■ **Extracted entries**

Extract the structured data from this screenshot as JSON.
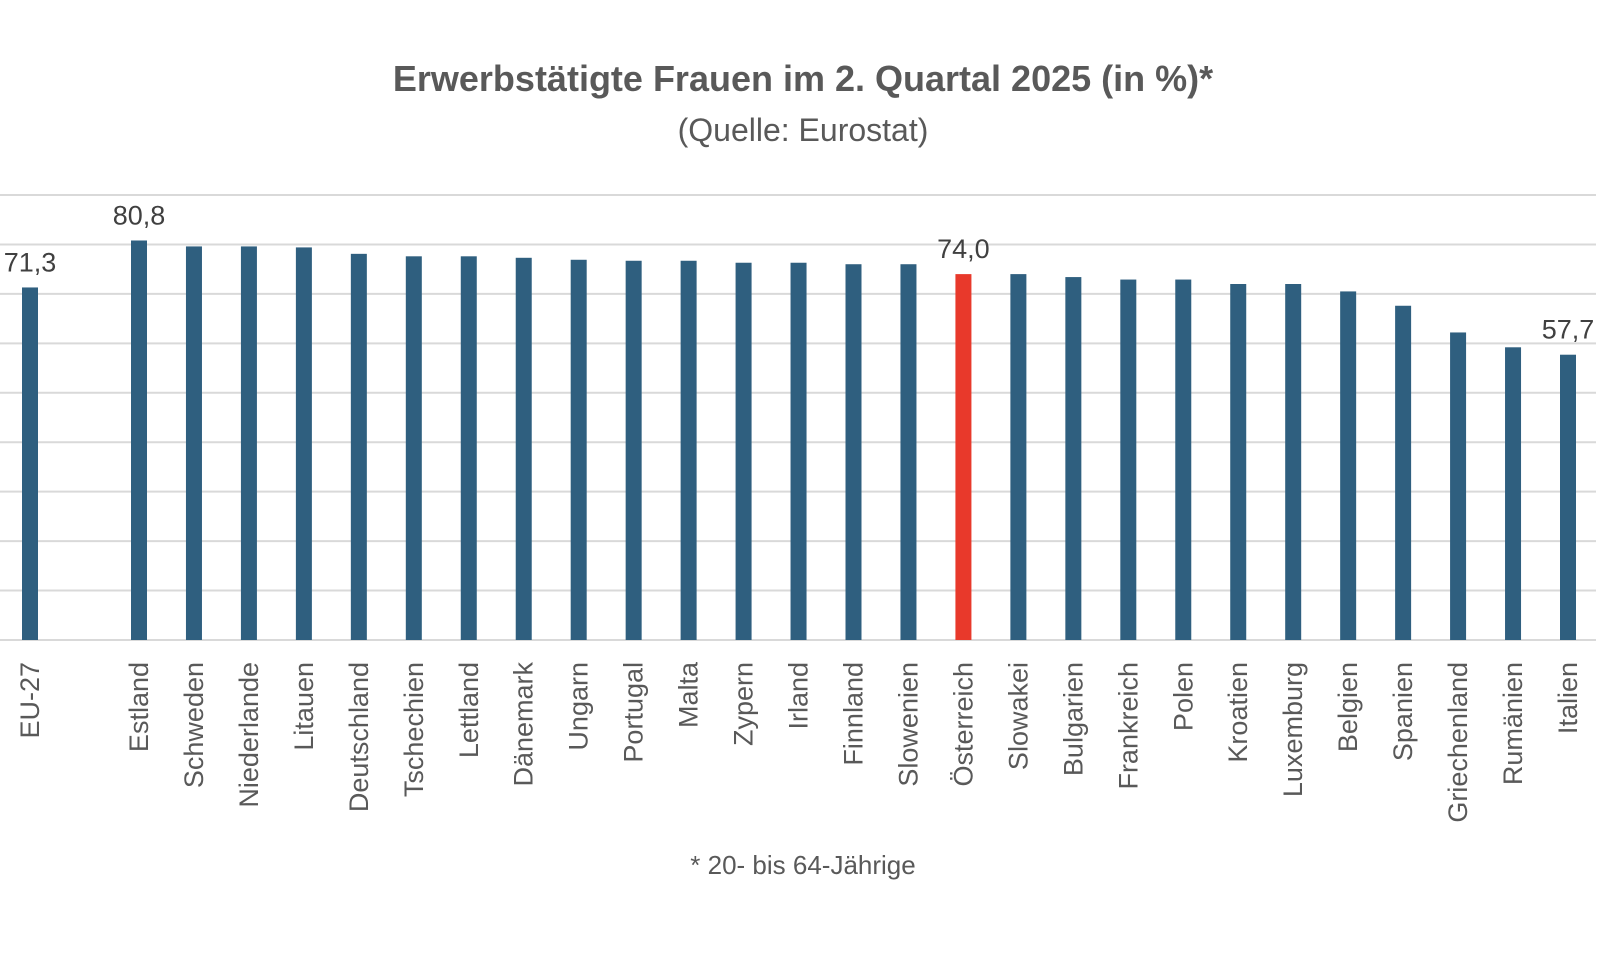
{
  "chart_data": {
    "type": "bar",
    "title": "Erwerbstätigte Frauen im 2. Quartal 2025 (in %)*",
    "subtitle": "(Quelle: Eurostat)",
    "footnote": "* 20- bis 64-Jährige",
    "categories": [
      "EU-27",
      "Estland",
      "Schweden",
      "Niederlande",
      "Litauen",
      "Deutschland",
      "Tschechien",
      "Lettland",
      "Dänemark",
      "Ungarn",
      "Portugal",
      "Malta",
      "Zypern",
      "Irland",
      "Finnland",
      "Slowenien",
      "Österreich",
      "Slowakei",
      "Bulgarien",
      "Frankreich",
      "Polen",
      "Kroatien",
      "Luxemburg",
      "Belgien",
      "Spanien",
      "Griechenland",
      "Rumänien",
      "Italien"
    ],
    "values": [
      71.3,
      80.8,
      79.6,
      79.6,
      79.4,
      78.1,
      77.6,
      77.6,
      77.3,
      76.9,
      76.7,
      76.7,
      76.3,
      76.3,
      76.0,
      76.0,
      74.0,
      74.0,
      73.4,
      72.9,
      72.9,
      72.0,
      72.0,
      70.5,
      67.6,
      62.2,
      59.2,
      57.7
    ],
    "data_labels": {
      "EU-27": "71,3",
      "Estland": "80,8",
      "Österreich": "74,0",
      "Italien": "57,7"
    },
    "ylim": [
      0,
      90
    ],
    "grid": true,
    "bar_color": "#2F5F7F",
    "highlight": {
      "category": "Österreich",
      "color": "#E8392B"
    }
  }
}
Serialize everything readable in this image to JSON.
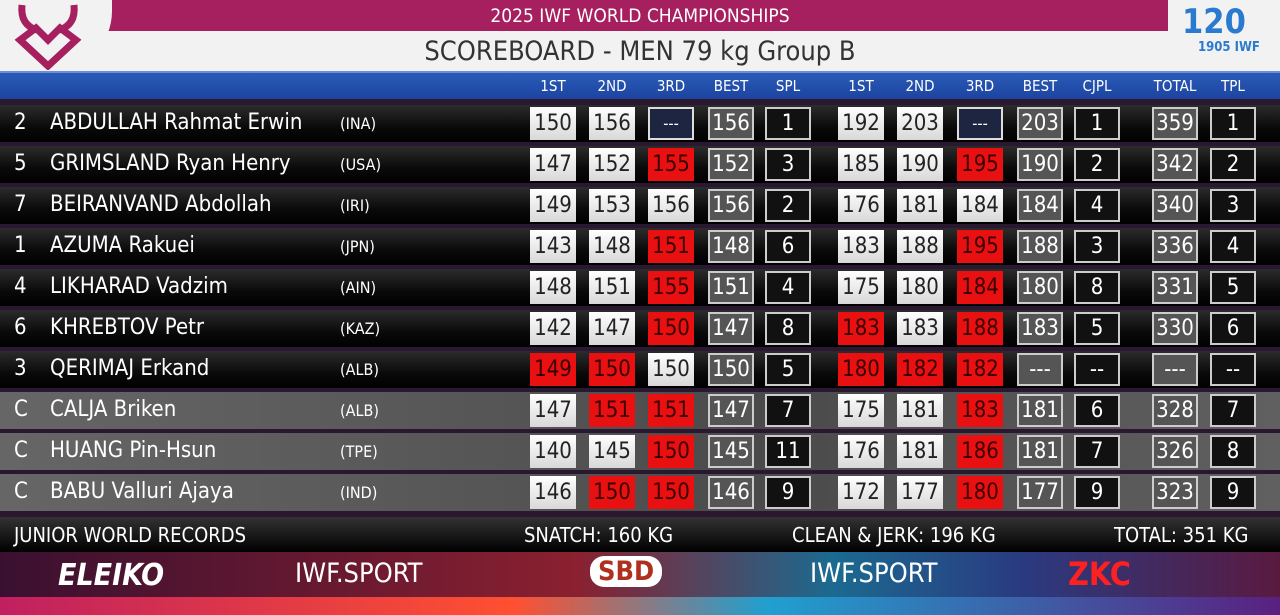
{
  "header": {
    "event": "2025 IWF WORLD CHAMPIONSHIPS",
    "title": "SCOREBOARD - MEN 79 kg Group B",
    "right_logo": "120 Founded 1905 IWF"
  },
  "columns": [
    "1ST",
    "2ND",
    "3RD",
    "BEST",
    "SPL",
    "1ST",
    "2ND",
    "3RD",
    "BEST",
    "CJPL",
    "TOTAL",
    "TPL"
  ],
  "colors": {
    "good": "#ffffff",
    "fail": "#e81010",
    "accent": "#a61f5e",
    "header_blue": "#2a5bb8"
  },
  "athletes": [
    {
      "lot": "2",
      "name": "ABDULLAH Rahmat Erwin",
      "nation": "(INA)",
      "style": "dark",
      "snatch": [
        [
          "150",
          "good"
        ],
        [
          "156",
          "good"
        ],
        [
          "---",
          "pending"
        ]
      ],
      "snatch_best": "156",
      "spl": "1",
      "cj": [
        [
          "192",
          "good"
        ],
        [
          "203",
          "good"
        ],
        [
          "---",
          "pending"
        ]
      ],
      "cj_best": "203",
      "cjpl": "1",
      "total": "359",
      "tpl": "1"
    },
    {
      "lot": "5",
      "name": "GRIMSLAND Ryan Henry",
      "nation": "(USA)",
      "style": "dark",
      "snatch": [
        [
          "147",
          "good"
        ],
        [
          "152",
          "good"
        ],
        [
          "155",
          "fail"
        ]
      ],
      "snatch_best": "152",
      "spl": "3",
      "cj": [
        [
          "185",
          "good"
        ],
        [
          "190",
          "good"
        ],
        [
          "195",
          "fail"
        ]
      ],
      "cj_best": "190",
      "cjpl": "2",
      "total": "342",
      "tpl": "2"
    },
    {
      "lot": "7",
      "name": "BEIRANVAND Abdollah",
      "nation": "(IRI)",
      "style": "dark",
      "snatch": [
        [
          "149",
          "good"
        ],
        [
          "153",
          "good"
        ],
        [
          "156",
          "good"
        ]
      ],
      "snatch_best": "156",
      "spl": "2",
      "cj": [
        [
          "176",
          "good"
        ],
        [
          "181",
          "good"
        ],
        [
          "184",
          "good"
        ]
      ],
      "cj_best": "184",
      "cjpl": "4",
      "total": "340",
      "tpl": "3"
    },
    {
      "lot": "1",
      "name": "AZUMA Rakuei",
      "nation": "(JPN)",
      "style": "dark",
      "snatch": [
        [
          "143",
          "good"
        ],
        [
          "148",
          "good"
        ],
        [
          "151",
          "fail"
        ]
      ],
      "snatch_best": "148",
      "spl": "6",
      "cj": [
        [
          "183",
          "good"
        ],
        [
          "188",
          "good"
        ],
        [
          "195",
          "fail"
        ]
      ],
      "cj_best": "188",
      "cjpl": "3",
      "total": "336",
      "tpl": "4"
    },
    {
      "lot": "4",
      "name": "LIKHARAD Vadzim",
      "nation": "(AIN)",
      "style": "dark",
      "snatch": [
        [
          "148",
          "good"
        ],
        [
          "151",
          "good"
        ],
        [
          "155",
          "fail"
        ]
      ],
      "snatch_best": "151",
      "spl": "4",
      "cj": [
        [
          "175",
          "good"
        ],
        [
          "180",
          "good"
        ],
        [
          "184",
          "fail"
        ]
      ],
      "cj_best": "180",
      "cjpl": "8",
      "total": "331",
      "tpl": "5"
    },
    {
      "lot": "6",
      "name": "KHREBTOV Petr",
      "nation": "(KAZ)",
      "style": "dark",
      "snatch": [
        [
          "142",
          "good"
        ],
        [
          "147",
          "good"
        ],
        [
          "150",
          "fail"
        ]
      ],
      "snatch_best": "147",
      "spl": "8",
      "cj": [
        [
          "183",
          "fail"
        ],
        [
          "183",
          "good"
        ],
        [
          "188",
          "fail"
        ]
      ],
      "cj_best": "183",
      "cjpl": "5",
      "total": "330",
      "tpl": "6"
    },
    {
      "lot": "3",
      "name": "QERIMAJ Erkand",
      "nation": "(ALB)",
      "style": "dark",
      "snatch": [
        [
          "149",
          "fail"
        ],
        [
          "150",
          "fail"
        ],
        [
          "150",
          "good"
        ]
      ],
      "snatch_best": "150",
      "spl": "5",
      "cj": [
        [
          "180",
          "fail"
        ],
        [
          "182",
          "fail"
        ],
        [
          "182",
          "fail"
        ]
      ],
      "cj_best": "---",
      "cjpl": "--",
      "total": "---",
      "tpl": "--"
    },
    {
      "lot": "C",
      "name": "CALJA Briken",
      "nation": "(ALB)",
      "style": "grey",
      "snatch": [
        [
          "147",
          "good"
        ],
        [
          "151",
          "fail"
        ],
        [
          "151",
          "fail"
        ]
      ],
      "snatch_best": "147",
      "spl": "7",
      "cj": [
        [
          "175",
          "good"
        ],
        [
          "181",
          "good"
        ],
        [
          "183",
          "fail"
        ]
      ],
      "cj_best": "181",
      "cjpl": "6",
      "total": "328",
      "tpl": "7"
    },
    {
      "lot": "C",
      "name": "HUANG Pin-Hsun",
      "nation": "(TPE)",
      "style": "grey",
      "snatch": [
        [
          "140",
          "good"
        ],
        [
          "145",
          "good"
        ],
        [
          "150",
          "fail"
        ]
      ],
      "snatch_best": "145",
      "spl": "11",
      "cj": [
        [
          "176",
          "good"
        ],
        [
          "181",
          "good"
        ],
        [
          "186",
          "fail"
        ]
      ],
      "cj_best": "181",
      "cjpl": "7",
      "total": "326",
      "tpl": "8"
    },
    {
      "lot": "C",
      "name": "BABU Valluri Ajaya",
      "nation": "(IND)",
      "style": "grey",
      "snatch": [
        [
          "146",
          "good"
        ],
        [
          "150",
          "fail"
        ],
        [
          "150",
          "fail"
        ]
      ],
      "snatch_best": "146",
      "spl": "9",
      "cj": [
        [
          "172",
          "good"
        ],
        [
          "177",
          "good"
        ],
        [
          "180",
          "fail"
        ]
      ],
      "cj_best": "177",
      "cjpl": "9",
      "total": "323",
      "tpl": "9"
    }
  ],
  "records": {
    "label": "JUNIOR WORLD RECORDS",
    "snatch": "SNATCH: 160 KG",
    "cj": "CLEAN & JERK: 196 KG",
    "total": "TOTAL: 351 KG"
  },
  "sponsors": {
    "s1": "ELEIKO",
    "s2": "IWF.SPORT",
    "s3": "SBD",
    "s4": "IWF.SPORT",
    "s5": "ZKC"
  }
}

■ **Task instructions**
Identify the lines that contain the string "Österreich", and copy every one of them.

■ **Finished exercise**
      "Österreich",
      "Österreich": "74,0",
      "category": "Österreich",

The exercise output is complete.